§ **Task item**
Print the data exactly as it is given, please.

(Beginning of Data for processing)

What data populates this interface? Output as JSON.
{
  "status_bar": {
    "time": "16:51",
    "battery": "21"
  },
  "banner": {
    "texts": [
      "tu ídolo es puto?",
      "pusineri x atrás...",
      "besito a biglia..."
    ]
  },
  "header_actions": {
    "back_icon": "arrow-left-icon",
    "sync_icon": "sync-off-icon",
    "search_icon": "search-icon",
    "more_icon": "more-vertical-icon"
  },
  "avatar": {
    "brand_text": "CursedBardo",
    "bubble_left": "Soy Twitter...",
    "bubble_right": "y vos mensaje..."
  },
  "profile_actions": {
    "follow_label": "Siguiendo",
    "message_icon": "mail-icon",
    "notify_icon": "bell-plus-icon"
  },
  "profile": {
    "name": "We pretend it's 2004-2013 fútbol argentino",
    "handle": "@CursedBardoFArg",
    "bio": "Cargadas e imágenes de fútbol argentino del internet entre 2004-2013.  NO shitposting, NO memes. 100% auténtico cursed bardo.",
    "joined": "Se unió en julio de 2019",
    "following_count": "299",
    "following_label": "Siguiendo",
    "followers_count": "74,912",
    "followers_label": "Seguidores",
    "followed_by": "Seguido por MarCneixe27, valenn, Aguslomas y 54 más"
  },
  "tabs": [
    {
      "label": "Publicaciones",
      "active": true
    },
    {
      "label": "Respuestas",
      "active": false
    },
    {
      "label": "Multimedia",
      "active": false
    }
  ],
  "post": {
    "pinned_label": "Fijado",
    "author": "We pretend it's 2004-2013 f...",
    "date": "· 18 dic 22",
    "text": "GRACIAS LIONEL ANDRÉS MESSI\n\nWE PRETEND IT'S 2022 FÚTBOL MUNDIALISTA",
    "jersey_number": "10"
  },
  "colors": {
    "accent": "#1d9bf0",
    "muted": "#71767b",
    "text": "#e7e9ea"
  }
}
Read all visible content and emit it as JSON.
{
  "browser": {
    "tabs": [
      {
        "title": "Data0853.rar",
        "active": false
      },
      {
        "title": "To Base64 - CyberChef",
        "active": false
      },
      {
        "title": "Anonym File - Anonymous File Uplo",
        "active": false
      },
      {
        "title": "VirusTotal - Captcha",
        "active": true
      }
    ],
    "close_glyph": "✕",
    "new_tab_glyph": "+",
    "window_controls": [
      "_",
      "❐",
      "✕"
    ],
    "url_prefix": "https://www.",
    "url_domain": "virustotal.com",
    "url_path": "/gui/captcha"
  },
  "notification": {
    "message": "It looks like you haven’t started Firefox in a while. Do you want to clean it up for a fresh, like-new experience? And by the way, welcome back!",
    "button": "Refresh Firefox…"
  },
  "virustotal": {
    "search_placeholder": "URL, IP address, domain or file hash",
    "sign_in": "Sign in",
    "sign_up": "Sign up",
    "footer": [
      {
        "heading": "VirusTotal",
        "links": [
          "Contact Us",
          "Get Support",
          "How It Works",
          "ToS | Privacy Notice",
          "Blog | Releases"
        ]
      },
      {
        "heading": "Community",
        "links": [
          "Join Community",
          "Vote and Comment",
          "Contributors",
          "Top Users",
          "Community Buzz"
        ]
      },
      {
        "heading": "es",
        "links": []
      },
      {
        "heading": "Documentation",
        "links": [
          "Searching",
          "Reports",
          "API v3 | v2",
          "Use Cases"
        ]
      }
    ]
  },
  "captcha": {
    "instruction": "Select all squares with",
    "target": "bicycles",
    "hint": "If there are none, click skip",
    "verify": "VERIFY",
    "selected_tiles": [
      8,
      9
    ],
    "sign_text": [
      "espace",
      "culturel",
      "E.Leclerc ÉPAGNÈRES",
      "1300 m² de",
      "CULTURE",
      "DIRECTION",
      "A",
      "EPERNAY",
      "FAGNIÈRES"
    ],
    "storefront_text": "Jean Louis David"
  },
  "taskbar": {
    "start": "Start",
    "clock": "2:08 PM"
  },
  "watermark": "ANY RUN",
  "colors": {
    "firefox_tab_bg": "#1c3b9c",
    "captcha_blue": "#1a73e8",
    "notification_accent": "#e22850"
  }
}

(End of Data for processing)

§ **Solution below**
What data populates this interface? Output as JSON.
{
  "status_bar": {
    "time": "16:51",
    "battery": "21"
  },
  "banner": {
    "texts": [
      "tu ídolo es puto?",
      "pusineri x atrás...",
      "besito a biglia..."
    ]
  },
  "header_actions": {
    "back_icon": "arrow-left-icon",
    "sync_icon": "sync-off-icon",
    "search_icon": "search-icon",
    "more_icon": "more-vertical-icon"
  },
  "avatar": {
    "brand_text": "CursedBardo",
    "bubble_left": "Soy Twitter...",
    "bubble_right": "y vos mensaje..."
  },
  "profile_actions": {
    "follow_label": "Siguiendo",
    "message_icon": "mail-icon",
    "notify_icon": "bell-plus-icon"
  },
  "profile": {
    "name": "We pretend it's 2004-2013 fútbol argentino",
    "handle": "@CursedBardoFArg",
    "bio": "Cargadas e imágenes de fútbol argentino del internet entre 2004-2013.  NO shitposting, NO memes. 100% auténtico cursed bardo.",
    "joined": "Se unió en julio de 2019",
    "following_count": "299",
    "following_label": "Siguiendo",
    "followers_count": "74,912",
    "followers_label": "Seguidores",
    "followed_by": "Seguido por MarCneixe27, valenn, Aguslomas y 54 más"
  },
  "tabs": [
    {
      "label": "Publicaciones",
      "active": true
    },
    {
      "label": "Respuestas",
      "active": false
    },
    {
      "label": "Multimedia",
      "active": false
    }
  ],
  "post": {
    "pinned_label": "Fijado",
    "author": "We pretend it's 2004-2013 f...",
    "date": "· 18 dic 22",
    "text": "GRACIAS LIONEL ANDRÉS MESSI\n\nWE PRETEND IT'S 2022 FÚTBOL MUNDIALISTA",
    "jersey_number": "10"
  },
  "colors": {
    "accent": "#1d9bf0",
    "muted": "#71767b",
    "text": "#e7e9ea"
  }
}
Read all visible content and emit it as JSON.
{
  "browser": {
    "tabs": [
      {
        "title": "Data0853.rar",
        "active": false
      },
      {
        "title": "To Base64 - CyberChef",
        "active": false
      },
      {
        "title": "Anonym File - Anonymous File Uplo",
        "active": false
      },
      {
        "title": "VirusTotal - Captcha",
        "active": true
      }
    ],
    "close_glyph": "✕",
    "new_tab_glyph": "+",
    "window_controls": [
      "_",
      "❐",
      "✕"
    ],
    "url_prefix": "https://www.",
    "url_domain": "virustotal.com",
    "url_path": "/gui/captcha"
  },
  "notification": {
    "message": "It looks like you haven’t started Firefox in a while. Do you want to clean it up for a fresh, like-new experience? And by the way, welcome back!",
    "button": "Refresh Firefox…"
  },
  "virustotal": {
    "search_placeholder": "URL, IP address, domain or file hash",
    "sign_in": "Sign in",
    "sign_up": "Sign up",
    "footer": [
      {
        "heading": "VirusTotal",
        "links": [
          "Contact Us",
          "Get Support",
          "How It Works",
          "ToS | Privacy Notice",
          "Blog | Releases"
        ]
      },
      {
        "heading": "Community",
        "links": [
          "Join Community",
          "Vote and Comment",
          "Contributors",
          "Top Users",
          "Community Buzz"
        ]
      },
      {
        "heading": "es",
        "links": []
      },
      {
        "heading": "Documentation",
        "links": [
          "Searching",
          "Reports",
          "API v3 | v2",
          "Use Cases"
        ]
      }
    ]
  },
  "captcha": {
    "instruction": "Select all squares with",
    "target": "bicycles",
    "hint": "If there are none, click skip",
    "verify": "VERIFY",
    "selected_tiles": [
      8,
      9
    ],
    "sign_text": [
      "espace",
      "culturel",
      "E.Leclerc ÉPAGNÈRES",
      "1300 m² de",
      "CULTURE",
      "DIRECTION",
      "A",
      "EPERNAY",
      "FAGNIÈRES"
    ],
    "storefront_text": "Jean Louis David"
  },
  "taskbar": {
    "start": "Start",
    "clock": "2:08 PM"
  },
  "watermark": "ANY RUN",
  "colors": {
    "firefox_tab_bg": "#1c3b9c",
    "captcha_blue": "#1a73e8",
    "notification_accent": "#e22850"
  }
}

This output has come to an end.